> [Task goal]: Output every entry exactly as written, skipping any pictures.

(Dataset records)
• • •

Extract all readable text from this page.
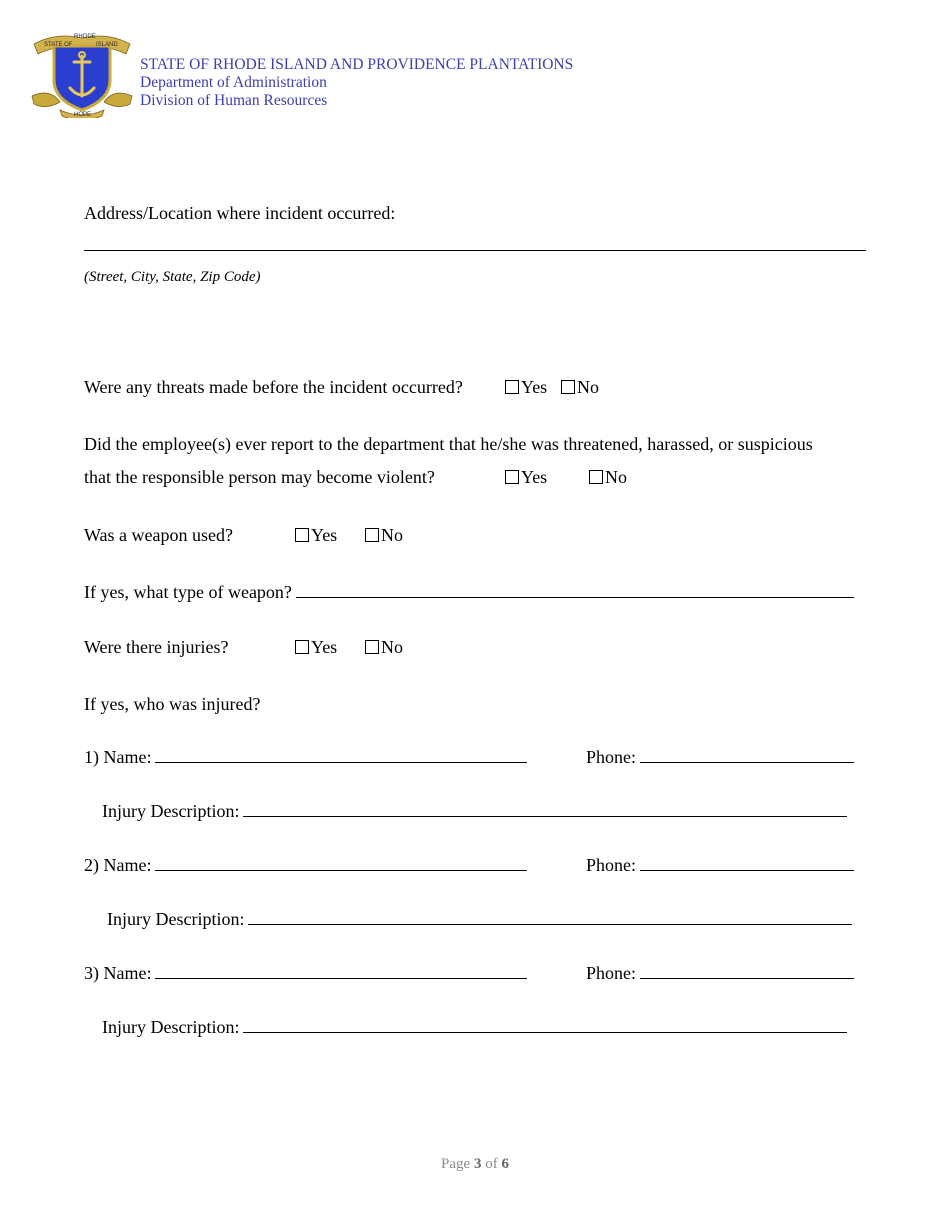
STATE OF
RHODE
ISLAND
HOPE
STATE OF RHODE ISLAND AND PROVIDENCE PLANTATIONS
Department of Administration
Division of Human Resources
Address/Location where incident occurred:
(Street, City, State, Zip Code)
Were any threats made before the incident occurred?	Yes No
Did the employee(s) ever report to the department that he/she was threatened, harassed, or suspicious
that the responsible person may become violent?	Yes	No
Was a weapon used?	Yes No
If yes, what type of weapon?
Were there injuries?	Yes No
If yes, who was injured?
1) Name:	Phone:
Injury Description:
2) Name:	Phone:
Injury Description:
3) Name:	Phone:
Injury Description:
Page 3 of 6
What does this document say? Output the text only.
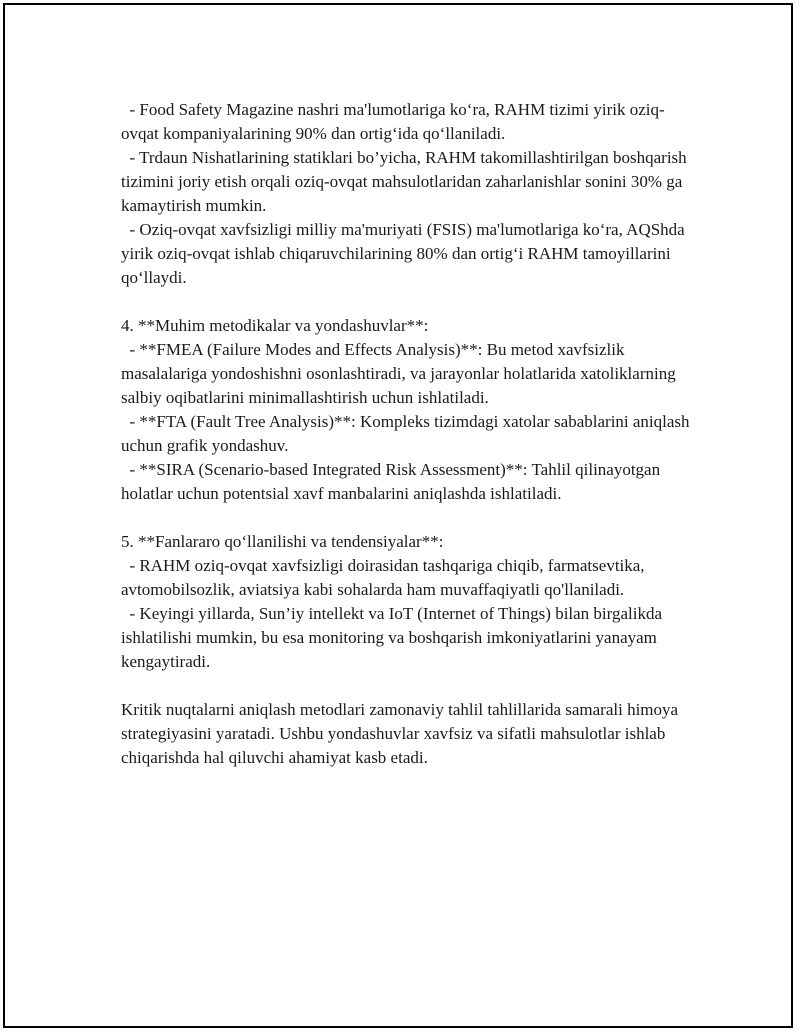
- Food Safety Magazine nashri ma'lumotlariga ko‘ra, RAHM tizimi yirik oziq-ovqat kompaniyalarining 90% dan ortig‘ida qo‘llaniladi.

- Trdaun Nishatlarining statiklari bo’yicha, RAHM takomillashtirilgan boshqarish tizimini joriy etish orqali oziq-ovqat mahsulotlaridan zaharlanishlar sonini 30% ga kamaytirish mumkin.

- Oziq-ovqat xavfsizligi milliy ma'muriyati (FSIS) ma'lumotlariga ko‘ra, AQShda yirik oziq-ovqat ishlab chiqaruvchilarining 80% dan ortig‘i RAHM tamoyillarini qo‘llaydi.

4. **Muhim metodikalar va yondashuvlar**:

- **FMEA (Failure Modes and Effects Analysis)**: Bu metod xavfsizlik masalalariga yondoshishni osonlashtiradi, va jarayonlar holatlarida xatoliklarning salbiy oqibatlarini minimallashtirish uchun ishlatiladi.

- **FTA (Fault Tree Analysis)**: Kompleks tizimdagi xatolar sabablarini aniqlash uchun grafik yondashuv.

- **SIRA (Scenario-based Integrated Risk Assessment)**: Tahlil qilinayotgan holatlar uchun potentsial xavf manbalarini aniqlashda ishlatiladi.

5. **Fanlararo qo‘llanilishi va tendensiyalar**:

- RAHM oziq-ovqat xavfsizligi doirasidan tashqariga chiqib, farmatsevtika, avtomobilsozlik, aviatsiya kabi sohalarda ham muvaffaqiyatli qo'llaniladi.

- Keyingi yillarda, Sun’iy intellekt va IoT (Internet of Things) bilan birgalikda ishlatilishi mumkin, bu esa monitoring va boshqarish imkoniyatlarini yanayam kengaytiradi.

Kritik nuqtalarni aniqlash metodlari zamonaviy tahlil tahlillarida samarali himoya strategiyasini yaratadi. Ushbu yondashuvlar xavfsiz va sifatli mahsulotlar ishlab chiqarishda hal qiluvchi ahamiyat kasb etadi.
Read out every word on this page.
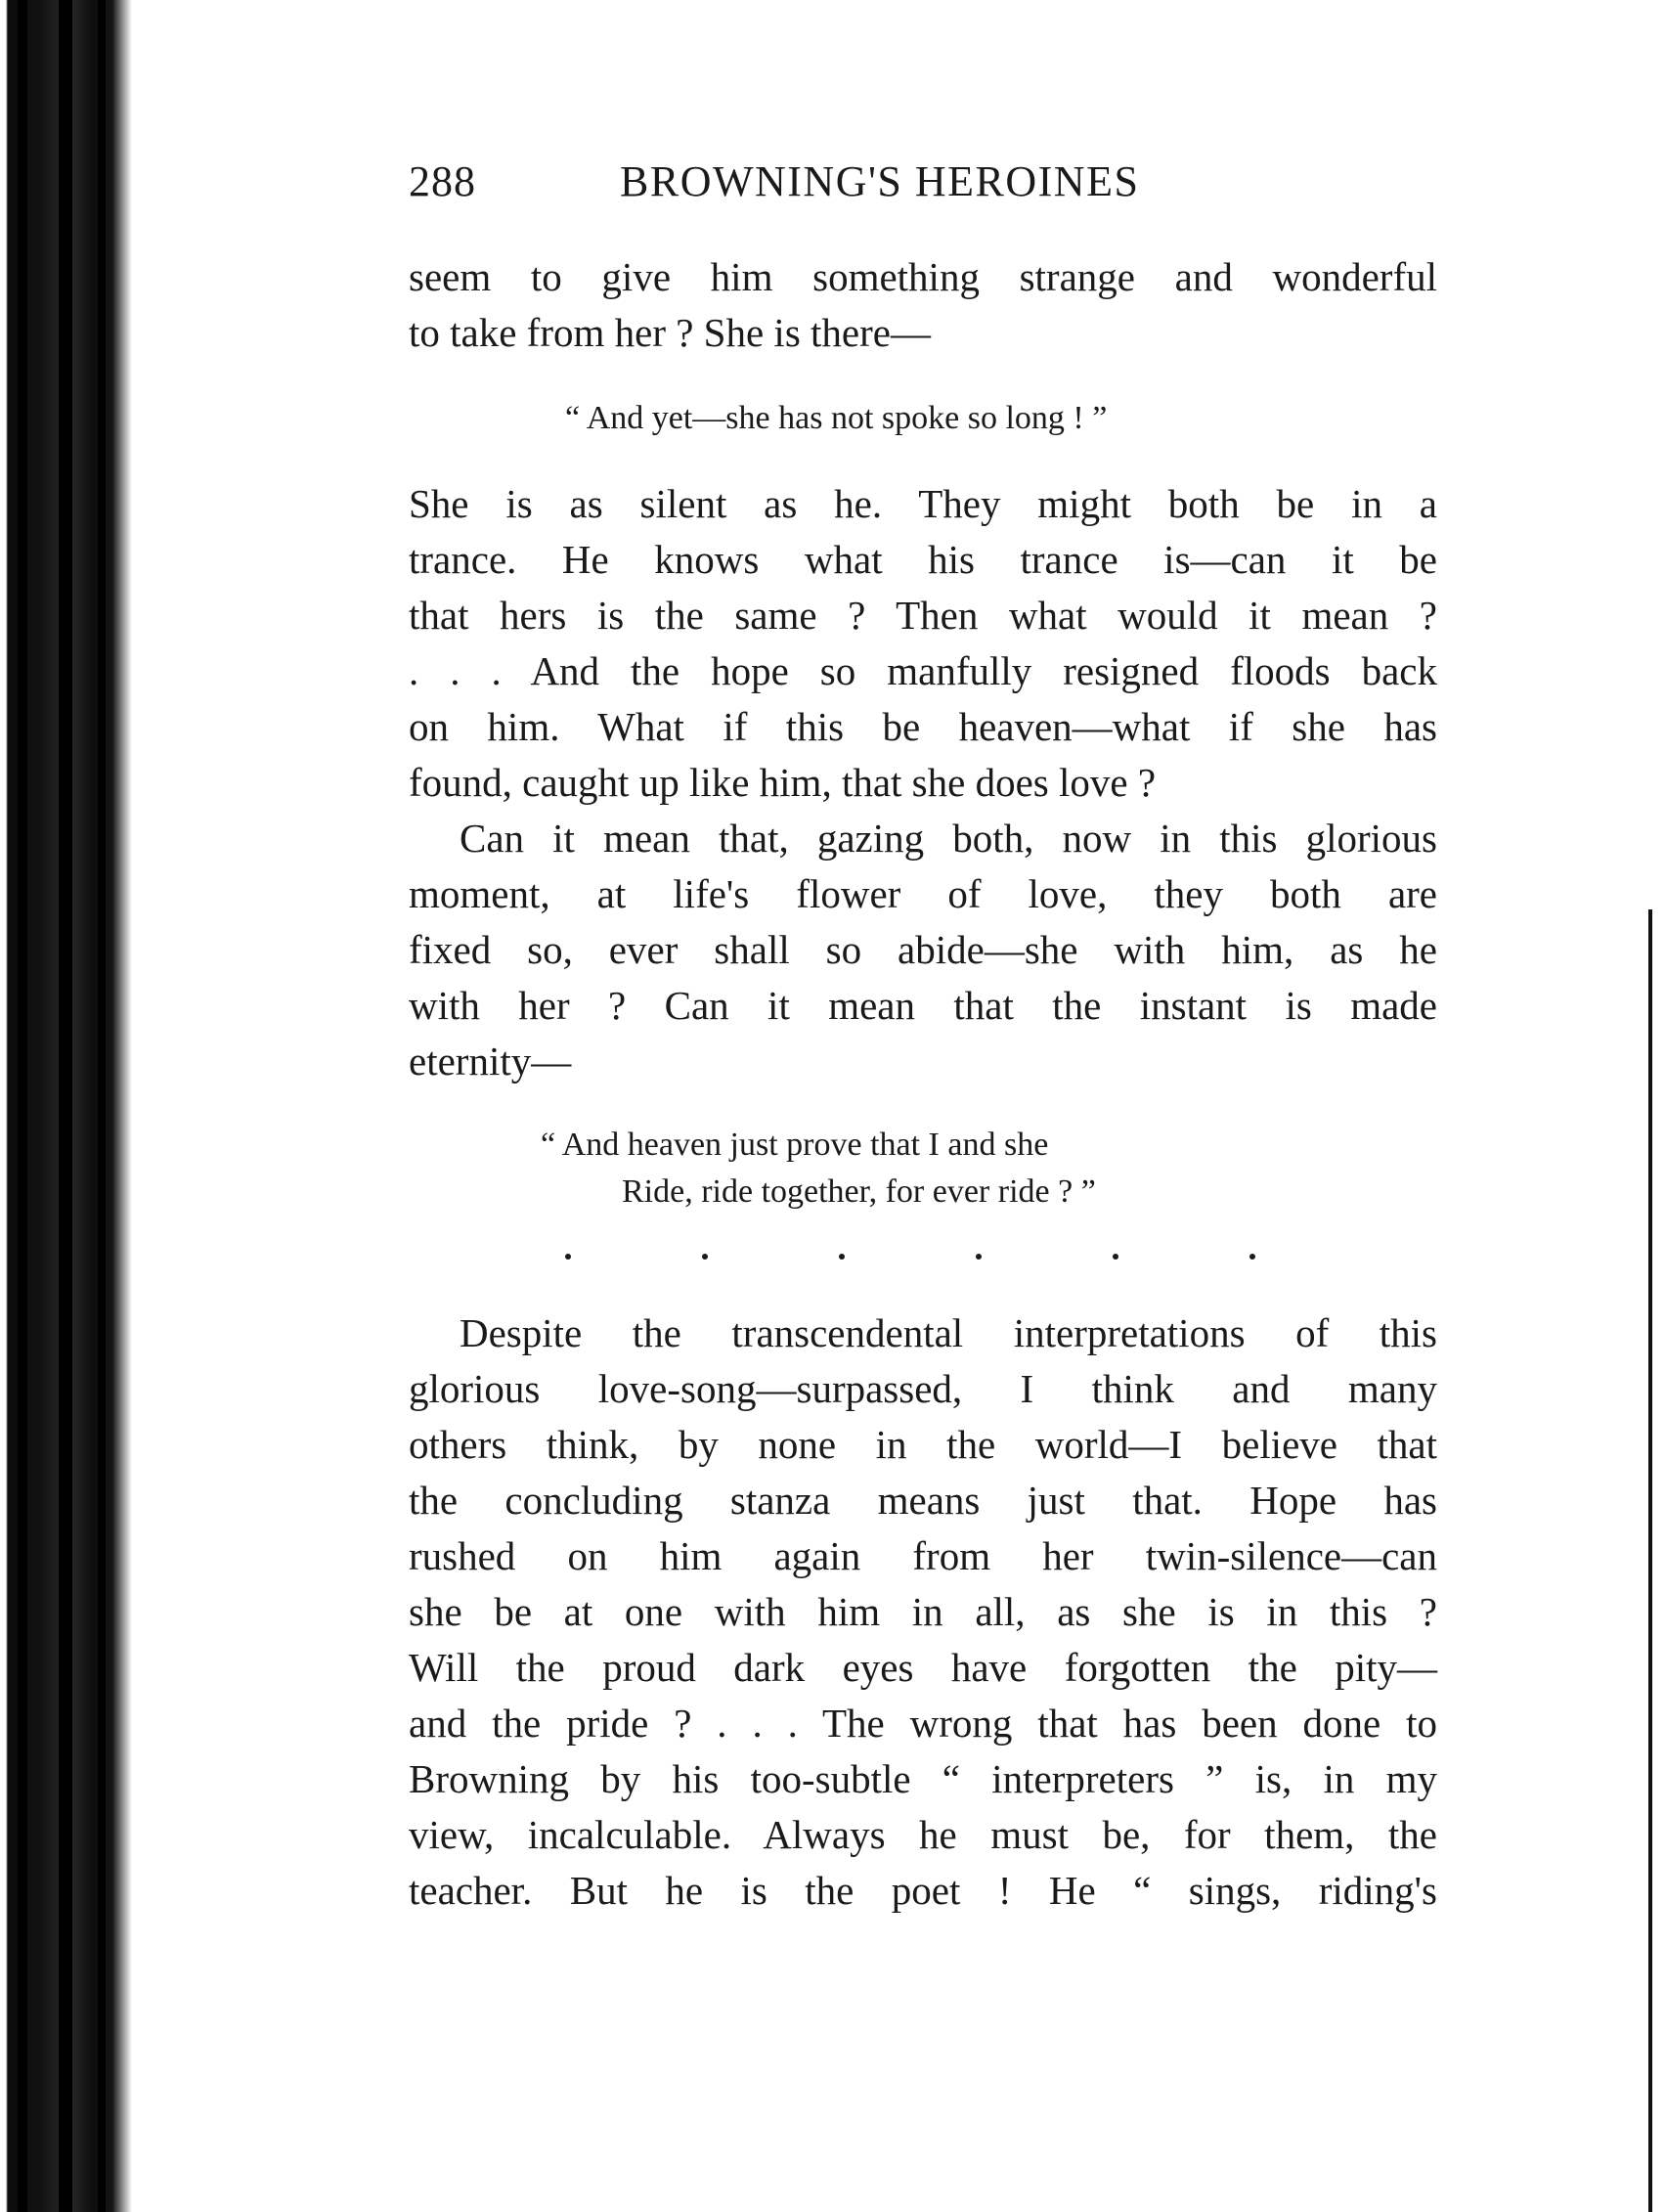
288	BROWNING'S HEROINES
seem to give him something strange and wonderful
to take from her ? She is there—
“ And yet—she has not spoke so long ! ”
She is as silent as he. They might both be in a
trance. He knows what his trance is—can it be
that hers is the same ? Then what would it mean ?
. . . And the hope so manfully resigned floods back
on him. What if this be heaven—what if she has
found, caught up like him, that she does love ?
Can it mean that, gazing both, now in this glorious
moment, at life's flower of love, they both are
fixed so, ever shall so abide—she with him, as he
with her ? Can it mean that the instant is made
eternity—
“ And heaven just prove that I and she
Ride, ride together, for ever ride ? ”
Despite the transcendental interpretations of this
glorious love-song—surpassed, I think and many
others think, by none in the world—I believe that
the concluding stanza means just that. Hope has
rushed on him again from her twin-silence—can
she be at one with him in all, as she is in this ?
Will the proud dark eyes have forgotten the pity—
and the pride ? . . . The wrong that has been done to
Browning by his too-subtle “ interpreters ” is, in my
view, incalculable. Always he must be, for them, the
teacher. But he is the poet ! He “ sings, riding's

• • •

> [Output below]:
Extract all readable text from this page.
STATE OF
RHODE
ISLAND
HOPE
STATE OF RHODE ISLAND AND PROVIDENCE PLANTATIONS
Department of Administration
Division of Human Resources
Address/Location where incident occurred:
(Street, City, State, Zip Code)
Were any threats made before the incident occurred?	Yes No
Did the employee(s) ever report to the department that he/she was threatened, harassed, or suspicious
that the responsible person may become violent?	Yes	No
Was a weapon used?	Yes No
If yes, what type of weapon?
Were there injuries?	Yes No
If yes, who was injured?
1) Name:	Phone:
Injury Description:
2) Name:	Phone:
Injury Description:
3) Name:	Phone:
Injury Description:
Page 3 of 6
What does this document say? Output the text only.
- Food Safety Magazine nashri ma'lumotlariga ko‘ra, RAHM tizimi yirik oziq-ovqat kompaniyalarining 90% dan ortig‘ida qo‘llaniladi.

- Trdaun Nishatlarining statiklari bo’yicha, RAHM takomillashtirilgan boshqarish tizimini joriy etish orqali oziq-ovqat mahsulotlaridan zaharlanishlar sonini 30% ga kamaytirish mumkin.

- Oziq-ovqat xavfsizligi milliy ma'muriyati (FSIS) ma'lumotlariga ko‘ra, AQShda yirik oziq-ovqat ishlab chiqaruvchilarining 80% dan ortig‘i RAHM tamoyillarini qo‘llaydi.

4. **Muhim metodikalar va yondashuvlar**:

- **FMEA (Failure Modes and Effects Analysis)**: Bu metod xavfsizlik masalalariga yondoshishni osonlashtiradi, va jarayonlar holatlarida xatoliklarning salbiy oqibatlarini minimallashtirish uchun ishlatiladi.

- **FTA (Fault Tree Analysis)**: Kompleks tizimdagi xatolar sabablarini aniqlash uchun grafik yondashuv.

- **SIRA (Scenario-based Integrated Risk Assessment)**: Tahlil qilinayotgan holatlar uchun potentsial xavf manbalarini aniqlashda ishlatiladi.

5. **Fanlararo qo‘llanilishi va tendensiyalar**:

- RAHM oziq-ovqat xavfsizligi doirasidan tashqariga chiqib, farmatsevtika, avtomobilsozlik, aviatsiya kabi sohalarda ham muvaffaqiyatli qo'llaniladi.

- Keyingi yillarda, Sun’iy intellekt va IoT (Internet of Things) bilan birgalikda ishlatilishi mumkin, bu esa monitoring va boshqarish imkoniyatlarini yanayam kengaytiradi.

Kritik nuqtalarni aniqlash metodlari zamonaviy tahlil tahlillarida samarali himoya strategiyasini yaratadi. Ushbu yondashuvlar xavfsiz va sifatli mahsulotlar ishlab chiqarishda hal qiluvchi ahamiyat kasb etadi.
Read out every word on this page.
288	BROWNING'S HEROINES
seem to give him something strange and wonderful
to take from her ? She is there—
“ And yet—she has not spoke so long ! ”
She is as silent as he. They might both be in a
trance. He knows what his trance is—can it be
that hers is the same ? Then what would it mean ?
. . . And the hope so manfully resigned floods back
on him. What if this be heaven—what if she has
found, caught up like him, that she does love ?
Can it mean that, gazing both, now in this glorious
moment, at life's flower of love, they both are
fixed so, ever shall so abide—she with him, as he
with her ? Can it mean that the instant is made
eternity—
“ And heaven just prove that I and she
Ride, ride together, for ever ride ? ”
Despite the transcendental interpretations of this
glorious love-song—surpassed, I think and many
others think, by none in the world—I believe that
the concluding stanza means just that. Hope has
rushed on him again from her twin-silence—can
she be at one with him in all, as she is in this ?
Will the proud dark eyes have forgotten the pity—
and the pride ? . . . The wrong that has been done to
Browning by his too-subtle “ interpreters ” is, in my
view, incalculable. Always he must be, for them, the
teacher. But he is the poet ! He “ sings, riding's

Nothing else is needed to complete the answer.